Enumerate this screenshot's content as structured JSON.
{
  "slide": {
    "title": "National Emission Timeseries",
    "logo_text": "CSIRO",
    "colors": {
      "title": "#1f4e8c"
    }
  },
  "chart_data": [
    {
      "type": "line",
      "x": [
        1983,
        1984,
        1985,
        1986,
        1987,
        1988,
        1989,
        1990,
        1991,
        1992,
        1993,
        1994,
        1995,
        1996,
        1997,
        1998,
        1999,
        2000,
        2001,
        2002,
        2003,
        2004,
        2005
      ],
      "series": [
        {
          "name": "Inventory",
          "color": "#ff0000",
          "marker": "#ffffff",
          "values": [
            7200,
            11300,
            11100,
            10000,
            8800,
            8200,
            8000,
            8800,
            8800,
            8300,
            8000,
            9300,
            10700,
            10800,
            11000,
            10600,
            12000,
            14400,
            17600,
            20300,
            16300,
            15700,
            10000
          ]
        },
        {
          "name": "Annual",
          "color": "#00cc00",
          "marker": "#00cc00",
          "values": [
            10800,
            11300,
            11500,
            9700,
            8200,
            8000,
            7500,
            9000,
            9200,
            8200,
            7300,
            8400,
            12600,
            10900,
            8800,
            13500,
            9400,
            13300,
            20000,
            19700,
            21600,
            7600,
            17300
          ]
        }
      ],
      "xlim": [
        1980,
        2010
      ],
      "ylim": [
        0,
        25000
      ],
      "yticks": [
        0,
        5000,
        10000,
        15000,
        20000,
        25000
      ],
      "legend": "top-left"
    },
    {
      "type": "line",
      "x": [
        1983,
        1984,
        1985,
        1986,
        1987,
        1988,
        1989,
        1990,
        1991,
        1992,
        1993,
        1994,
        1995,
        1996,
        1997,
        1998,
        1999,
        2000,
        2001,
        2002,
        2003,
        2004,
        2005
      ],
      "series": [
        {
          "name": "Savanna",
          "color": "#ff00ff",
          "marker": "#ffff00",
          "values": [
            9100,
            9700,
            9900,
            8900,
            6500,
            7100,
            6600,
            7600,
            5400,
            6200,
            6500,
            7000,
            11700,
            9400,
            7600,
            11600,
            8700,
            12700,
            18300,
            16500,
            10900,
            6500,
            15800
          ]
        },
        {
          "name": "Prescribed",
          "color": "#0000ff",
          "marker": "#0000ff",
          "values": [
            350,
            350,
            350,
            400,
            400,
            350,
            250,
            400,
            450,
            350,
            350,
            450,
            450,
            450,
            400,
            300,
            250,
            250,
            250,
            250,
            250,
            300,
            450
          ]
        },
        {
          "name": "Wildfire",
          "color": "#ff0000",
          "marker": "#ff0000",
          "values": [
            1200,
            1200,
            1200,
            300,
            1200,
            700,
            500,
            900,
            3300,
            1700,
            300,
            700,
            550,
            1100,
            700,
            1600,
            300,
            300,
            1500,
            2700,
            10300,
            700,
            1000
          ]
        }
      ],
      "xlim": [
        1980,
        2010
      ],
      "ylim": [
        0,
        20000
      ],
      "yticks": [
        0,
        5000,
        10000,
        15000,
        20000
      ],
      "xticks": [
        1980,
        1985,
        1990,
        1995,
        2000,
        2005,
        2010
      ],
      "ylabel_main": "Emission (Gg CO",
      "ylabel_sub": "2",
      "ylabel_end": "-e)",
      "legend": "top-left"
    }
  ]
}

:: Instruction ::
Recite the full listing above exactly.

:: Completed exercise ::
Enumerate this screenshot's content as structured JSON.
{
  "slide": {
    "title": "National Emission Timeseries",
    "logo_text": "CSIRO",
    "colors": {
      "title": "#1f4e8c"
    }
  },
  "chart_data": [
    {
      "type": "line",
      "x": [
        1983,
        1984,
        1985,
        1986,
        1987,
        1988,
        1989,
        1990,
        1991,
        1992,
        1993,
        1994,
        1995,
        1996,
        1997,
        1998,
        1999,
        2000,
        2001,
        2002,
        2003,
        2004,
        2005
      ],
      "series": [
        {
          "name": "Inventory",
          "color": "#ff0000",
          "marker": "#ffffff",
          "values": [
            7200,
            11300,
            11100,
            10000,
            8800,
            8200,
            8000,
            8800,
            8800,
            8300,
            8000,
            9300,
            10700,
            10800,
            11000,
            10600,
            12000,
            14400,
            17600,
            20300,
            16300,
            15700,
            10000
          ]
        },
        {
          "name": "Annual",
          "color": "#00cc00",
          "marker": "#00cc00",
          "values": [
            10800,
            11300,
            11500,
            9700,
            8200,
            8000,
            7500,
            9000,
            9200,
            8200,
            7300,
            8400,
            12600,
            10900,
            8800,
            13500,
            9400,
            13300,
            20000,
            19700,
            21600,
            7600,
            17300
          ]
        }
      ],
      "xlim": [
        1980,
        2010
      ],
      "ylim": [
        0,
        25000
      ],
      "yticks": [
        0,
        5000,
        10000,
        15000,
        20000,
        25000
      ],
      "legend": "top-left"
    },
    {
      "type": "line",
      "x": [
        1983,
        1984,
        1985,
        1986,
        1987,
        1988,
        1989,
        1990,
        1991,
        1992,
        1993,
        1994,
        1995,
        1996,
        1997,
        1998,
        1999,
        2000,
        2001,
        2002,
        2003,
        2004,
        2005
      ],
      "series": [
        {
          "name": "Savanna",
          "color": "#ff00ff",
          "marker": "#ffff00",
          "values": [
            9100,
            9700,
            9900,
            8900,
            6500,
            7100,
            6600,
            7600,
            5400,
            6200,
            6500,
            7000,
            11700,
            9400,
            7600,
            11600,
            8700,
            12700,
            18300,
            16500,
            10900,
            6500,
            15800
          ]
        },
        {
          "name": "Prescribed",
          "color": "#0000ff",
          "marker": "#0000ff",
          "values": [
            350,
            350,
            350,
            400,
            400,
            350,
            250,
            400,
            450,
            350,
            350,
            450,
            450,
            450,
            400,
            300,
            250,
            250,
            250,
            250,
            250,
            300,
            450
          ]
        },
        {
          "name": "Wildfire",
          "color": "#ff0000",
          "marker": "#ff0000",
          "values": [
            1200,
            1200,
            1200,
            300,
            1200,
            700,
            500,
            900,
            3300,
            1700,
            300,
            700,
            550,
            1100,
            700,
            1600,
            300,
            300,
            1500,
            2700,
            10300,
            700,
            1000
          ]
        }
      ],
      "xlim": [
        1980,
        2010
      ],
      "ylim": [
        0,
        20000
      ],
      "yticks": [
        0,
        5000,
        10000,
        15000,
        20000
      ],
      "xticks": [
        1980,
        1985,
        1990,
        1995,
        2000,
        2005,
        2010
      ],
      "ylabel_main": "Emission (Gg CO",
      "ylabel_sub": "2",
      "ylabel_end": "-e)",
      "legend": "top-left"
    }
  ]
}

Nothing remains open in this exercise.